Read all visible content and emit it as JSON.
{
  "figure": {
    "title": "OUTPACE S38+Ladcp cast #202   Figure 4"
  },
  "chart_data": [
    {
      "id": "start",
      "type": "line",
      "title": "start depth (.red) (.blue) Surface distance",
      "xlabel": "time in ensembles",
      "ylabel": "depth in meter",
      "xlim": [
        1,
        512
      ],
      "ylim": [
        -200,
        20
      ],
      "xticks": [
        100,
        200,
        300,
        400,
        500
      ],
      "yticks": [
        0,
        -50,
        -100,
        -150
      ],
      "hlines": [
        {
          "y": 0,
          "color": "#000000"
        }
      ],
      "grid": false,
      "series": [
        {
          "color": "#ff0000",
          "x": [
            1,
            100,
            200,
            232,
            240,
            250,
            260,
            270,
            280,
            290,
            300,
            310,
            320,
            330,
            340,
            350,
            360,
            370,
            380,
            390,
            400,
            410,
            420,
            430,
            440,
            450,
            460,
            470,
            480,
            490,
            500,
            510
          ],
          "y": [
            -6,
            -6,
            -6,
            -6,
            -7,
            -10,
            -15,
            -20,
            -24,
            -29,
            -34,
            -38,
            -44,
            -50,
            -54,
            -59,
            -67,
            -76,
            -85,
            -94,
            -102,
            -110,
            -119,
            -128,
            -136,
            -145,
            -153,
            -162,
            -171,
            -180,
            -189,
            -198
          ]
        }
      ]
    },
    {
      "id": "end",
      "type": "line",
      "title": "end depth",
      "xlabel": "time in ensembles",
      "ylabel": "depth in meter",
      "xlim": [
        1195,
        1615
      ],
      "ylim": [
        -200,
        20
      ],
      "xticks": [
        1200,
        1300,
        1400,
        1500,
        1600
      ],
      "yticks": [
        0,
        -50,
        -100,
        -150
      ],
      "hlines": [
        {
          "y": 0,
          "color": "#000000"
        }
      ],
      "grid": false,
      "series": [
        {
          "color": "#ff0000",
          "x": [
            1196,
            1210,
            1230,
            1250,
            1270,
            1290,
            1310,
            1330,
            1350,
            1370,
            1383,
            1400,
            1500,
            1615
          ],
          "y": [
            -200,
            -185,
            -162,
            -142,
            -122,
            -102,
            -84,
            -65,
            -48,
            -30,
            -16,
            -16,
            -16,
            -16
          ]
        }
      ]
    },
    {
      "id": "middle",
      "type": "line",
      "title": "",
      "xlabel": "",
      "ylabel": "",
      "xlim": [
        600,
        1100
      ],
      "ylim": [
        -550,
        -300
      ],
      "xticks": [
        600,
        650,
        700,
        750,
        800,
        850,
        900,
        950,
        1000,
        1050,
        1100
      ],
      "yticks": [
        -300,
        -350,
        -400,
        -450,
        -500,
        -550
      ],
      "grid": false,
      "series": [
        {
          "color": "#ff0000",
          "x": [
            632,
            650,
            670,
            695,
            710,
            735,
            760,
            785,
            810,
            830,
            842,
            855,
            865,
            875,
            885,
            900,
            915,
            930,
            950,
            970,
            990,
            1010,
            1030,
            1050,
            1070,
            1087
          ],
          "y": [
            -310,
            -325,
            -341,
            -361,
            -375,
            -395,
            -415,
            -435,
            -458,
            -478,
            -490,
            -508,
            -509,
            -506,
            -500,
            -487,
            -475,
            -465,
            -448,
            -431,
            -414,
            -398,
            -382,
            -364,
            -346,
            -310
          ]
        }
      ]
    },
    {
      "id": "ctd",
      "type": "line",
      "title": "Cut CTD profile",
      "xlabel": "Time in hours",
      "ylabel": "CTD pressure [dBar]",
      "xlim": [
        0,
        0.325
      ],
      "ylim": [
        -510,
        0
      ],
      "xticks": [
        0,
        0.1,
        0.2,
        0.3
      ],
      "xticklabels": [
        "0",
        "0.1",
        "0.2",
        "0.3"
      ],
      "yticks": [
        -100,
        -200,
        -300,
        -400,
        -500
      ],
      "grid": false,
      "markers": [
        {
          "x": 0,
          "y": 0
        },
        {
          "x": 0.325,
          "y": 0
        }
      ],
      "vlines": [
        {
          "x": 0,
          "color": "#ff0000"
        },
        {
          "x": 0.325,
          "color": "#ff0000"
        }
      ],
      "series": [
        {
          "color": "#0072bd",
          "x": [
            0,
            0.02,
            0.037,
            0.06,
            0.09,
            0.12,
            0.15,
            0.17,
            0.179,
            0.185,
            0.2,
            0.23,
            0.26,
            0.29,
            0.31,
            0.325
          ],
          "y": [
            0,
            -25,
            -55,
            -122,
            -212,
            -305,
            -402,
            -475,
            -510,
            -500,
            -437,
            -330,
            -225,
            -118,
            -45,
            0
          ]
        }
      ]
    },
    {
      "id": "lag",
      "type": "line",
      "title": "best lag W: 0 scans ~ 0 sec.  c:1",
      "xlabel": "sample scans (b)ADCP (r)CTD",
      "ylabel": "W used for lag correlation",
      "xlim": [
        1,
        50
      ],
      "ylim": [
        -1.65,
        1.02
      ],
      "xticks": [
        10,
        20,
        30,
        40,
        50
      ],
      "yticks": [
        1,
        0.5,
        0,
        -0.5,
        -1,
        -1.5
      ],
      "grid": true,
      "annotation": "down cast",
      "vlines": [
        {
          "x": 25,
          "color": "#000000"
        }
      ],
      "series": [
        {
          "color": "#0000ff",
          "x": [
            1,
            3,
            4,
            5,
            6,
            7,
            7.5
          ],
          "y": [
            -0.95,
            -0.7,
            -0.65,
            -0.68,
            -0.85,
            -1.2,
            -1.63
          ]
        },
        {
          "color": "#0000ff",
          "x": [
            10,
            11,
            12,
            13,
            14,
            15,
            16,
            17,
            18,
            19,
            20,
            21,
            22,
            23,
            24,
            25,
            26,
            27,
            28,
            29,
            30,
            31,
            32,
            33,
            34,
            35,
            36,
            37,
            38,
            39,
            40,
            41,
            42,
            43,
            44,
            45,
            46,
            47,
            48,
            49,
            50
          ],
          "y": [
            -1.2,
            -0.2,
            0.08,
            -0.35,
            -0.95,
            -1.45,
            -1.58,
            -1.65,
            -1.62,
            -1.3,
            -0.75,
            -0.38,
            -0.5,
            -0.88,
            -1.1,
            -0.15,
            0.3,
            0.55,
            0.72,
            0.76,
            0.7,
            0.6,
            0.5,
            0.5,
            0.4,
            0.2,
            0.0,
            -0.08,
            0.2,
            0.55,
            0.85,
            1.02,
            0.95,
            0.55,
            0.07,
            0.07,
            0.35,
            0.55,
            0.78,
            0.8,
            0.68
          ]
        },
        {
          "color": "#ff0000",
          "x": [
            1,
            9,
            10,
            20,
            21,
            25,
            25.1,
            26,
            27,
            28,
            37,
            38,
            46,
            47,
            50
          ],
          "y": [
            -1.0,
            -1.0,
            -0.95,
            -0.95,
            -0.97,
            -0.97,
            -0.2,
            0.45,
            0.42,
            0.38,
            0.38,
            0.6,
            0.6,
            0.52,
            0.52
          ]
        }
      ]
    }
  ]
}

####

Aim: Extract each line of the listing above, copying it word for word.

Result for this task:
Read all visible content and emit it as JSON.
{
  "figure": {
    "title": "OUTPACE S38+Ladcp cast #202   Figure 4"
  },
  "chart_data": [
    {
      "id": "start",
      "type": "line",
      "title": "start depth (.red) (.blue) Surface distance",
      "xlabel": "time in ensembles",
      "ylabel": "depth in meter",
      "xlim": [
        1,
        512
      ],
      "ylim": [
        -200,
        20
      ],
      "xticks": [
        100,
        200,
        300,
        400,
        500
      ],
      "yticks": [
        0,
        -50,
        -100,
        -150
      ],
      "hlines": [
        {
          "y": 0,
          "color": "#000000"
        }
      ],
      "grid": false,
      "series": [
        {
          "color": "#ff0000",
          "x": [
            1,
            100,
            200,
            232,
            240,
            250,
            260,
            270,
            280,
            290,
            300,
            310,
            320,
            330,
            340,
            350,
            360,
            370,
            380,
            390,
            400,
            410,
            420,
            430,
            440,
            450,
            460,
            470,
            480,
            490,
            500,
            510
          ],
          "y": [
            -6,
            -6,
            -6,
            -6,
            -7,
            -10,
            -15,
            -20,
            -24,
            -29,
            -34,
            -38,
            -44,
            -50,
            -54,
            -59,
            -67,
            -76,
            -85,
            -94,
            -102,
            -110,
            -119,
            -128,
            -136,
            -145,
            -153,
            -162,
            -171,
            -180,
            -189,
            -198
          ]
        }
      ]
    },
    {
      "id": "end",
      "type": "line",
      "title": "end depth",
      "xlabel": "time in ensembles",
      "ylabel": "depth in meter",
      "xlim": [
        1195,
        1615
      ],
      "ylim": [
        -200,
        20
      ],
      "xticks": [
        1200,
        1300,
        1400,
        1500,
        1600
      ],
      "yticks": [
        0,
        -50,
        -100,
        -150
      ],
      "hlines": [
        {
          "y": 0,
          "color": "#000000"
        }
      ],
      "grid": false,
      "series": [
        {
          "color": "#ff0000",
          "x": [
            1196,
            1210,
            1230,
            1250,
            1270,
            1290,
            1310,
            1330,
            1350,
            1370,
            1383,
            1400,
            1500,
            1615
          ],
          "y": [
            -200,
            -185,
            -162,
            -142,
            -122,
            -102,
            -84,
            -65,
            -48,
            -30,
            -16,
            -16,
            -16,
            -16
          ]
        }
      ]
    },
    {
      "id": "middle",
      "type": "line",
      "title": "",
      "xlabel": "",
      "ylabel": "",
      "xlim": [
        600,
        1100
      ],
      "ylim": [
        -550,
        -300
      ],
      "xticks": [
        600,
        650,
        700,
        750,
        800,
        850,
        900,
        950,
        1000,
        1050,
        1100
      ],
      "yticks": [
        -300,
        -350,
        -400,
        -450,
        -500,
        -550
      ],
      "grid": false,
      "series": [
        {
          "color": "#ff0000",
          "x": [
            632,
            650,
            670,
            695,
            710,
            735,
            760,
            785,
            810,
            830,
            842,
            855,
            865,
            875,
            885,
            900,
            915,
            930,
            950,
            970,
            990,
            1010,
            1030,
            1050,
            1070,
            1087
          ],
          "y": [
            -310,
            -325,
            -341,
            -361,
            -375,
            -395,
            -415,
            -435,
            -458,
            -478,
            -490,
            -508,
            -509,
            -506,
            -500,
            -487,
            -475,
            -465,
            -448,
            -431,
            -414,
            -398,
            -382,
            -364,
            -346,
            -310
          ]
        }
      ]
    },
    {
      "id": "ctd",
      "type": "line",
      "title": "Cut CTD profile",
      "xlabel": "Time in hours",
      "ylabel": "CTD pressure [dBar]",
      "xlim": [
        0,
        0.325
      ],
      "ylim": [
        -510,
        0
      ],
      "xticks": [
        0,
        0.1,
        0.2,
        0.3
      ],
      "xticklabels": [
        "0",
        "0.1",
        "0.2",
        "0.3"
      ],
      "yticks": [
        -100,
        -200,
        -300,
        -400,
        -500
      ],
      "grid": false,
      "markers": [
        {
          "x": 0,
          "y": 0
        },
        {
          "x": 0.325,
          "y": 0
        }
      ],
      "vlines": [
        {
          "x": 0,
          "color": "#ff0000"
        },
        {
          "x": 0.325,
          "color": "#ff0000"
        }
      ],
      "series": [
        {
          "color": "#0072bd",
          "x": [
            0,
            0.02,
            0.037,
            0.06,
            0.09,
            0.12,
            0.15,
            0.17,
            0.179,
            0.185,
            0.2,
            0.23,
            0.26,
            0.29,
            0.31,
            0.325
          ],
          "y": [
            0,
            -25,
            -55,
            -122,
            -212,
            -305,
            -402,
            -475,
            -510,
            -500,
            -437,
            -330,
            -225,
            -118,
            -45,
            0
          ]
        }
      ]
    },
    {
      "id": "lag",
      "type": "line",
      "title": "best lag W: 0 scans ~ 0 sec.  c:1",
      "xlabel": "sample scans (b)ADCP (r)CTD",
      "ylabel": "W used for lag correlation",
      "xlim": [
        1,
        50
      ],
      "ylim": [
        -1.65,
        1.02
      ],
      "xticks": [
        10,
        20,
        30,
        40,
        50
      ],
      "yticks": [
        1,
        0.5,
        0,
        -0.5,
        -1,
        -1.5
      ],
      "grid": true,
      "annotation": "down cast",
      "vlines": [
        {
          "x": 25,
          "color": "#000000"
        }
      ],
      "series": [
        {
          "color": "#0000ff",
          "x": [
            1,
            3,
            4,
            5,
            6,
            7,
            7.5
          ],
          "y": [
            -0.95,
            -0.7,
            -0.65,
            -0.68,
            -0.85,
            -1.2,
            -1.63
          ]
        },
        {
          "color": "#0000ff",
          "x": [
            10,
            11,
            12,
            13,
            14,
            15,
            16,
            17,
            18,
            19,
            20,
            21,
            22,
            23,
            24,
            25,
            26,
            27,
            28,
            29,
            30,
            31,
            32,
            33,
            34,
            35,
            36,
            37,
            38,
            39,
            40,
            41,
            42,
            43,
            44,
            45,
            46,
            47,
            48,
            49,
            50
          ],
          "y": [
            -1.2,
            -0.2,
            0.08,
            -0.35,
            -0.95,
            -1.45,
            -1.58,
            -1.65,
            -1.62,
            -1.3,
            -0.75,
            -0.38,
            -0.5,
            -0.88,
            -1.1,
            -0.15,
            0.3,
            0.55,
            0.72,
            0.76,
            0.7,
            0.6,
            0.5,
            0.5,
            0.4,
            0.2,
            0.0,
            -0.08,
            0.2,
            0.55,
            0.85,
            1.02,
            0.95,
            0.55,
            0.07,
            0.07,
            0.35,
            0.55,
            0.78,
            0.8,
            0.68
          ]
        },
        {
          "color": "#ff0000",
          "x": [
            1,
            9,
            10,
            20,
            21,
            25,
            25.1,
            26,
            27,
            28,
            37,
            38,
            46,
            47,
            50
          ],
          "y": [
            -1.0,
            -1.0,
            -0.95,
            -0.95,
            -0.97,
            -0.97,
            -0.2,
            0.45,
            0.42,
            0.38,
            0.38,
            0.6,
            0.6,
            0.52,
            0.52
          ]
        }
      ]
    }
  ]
}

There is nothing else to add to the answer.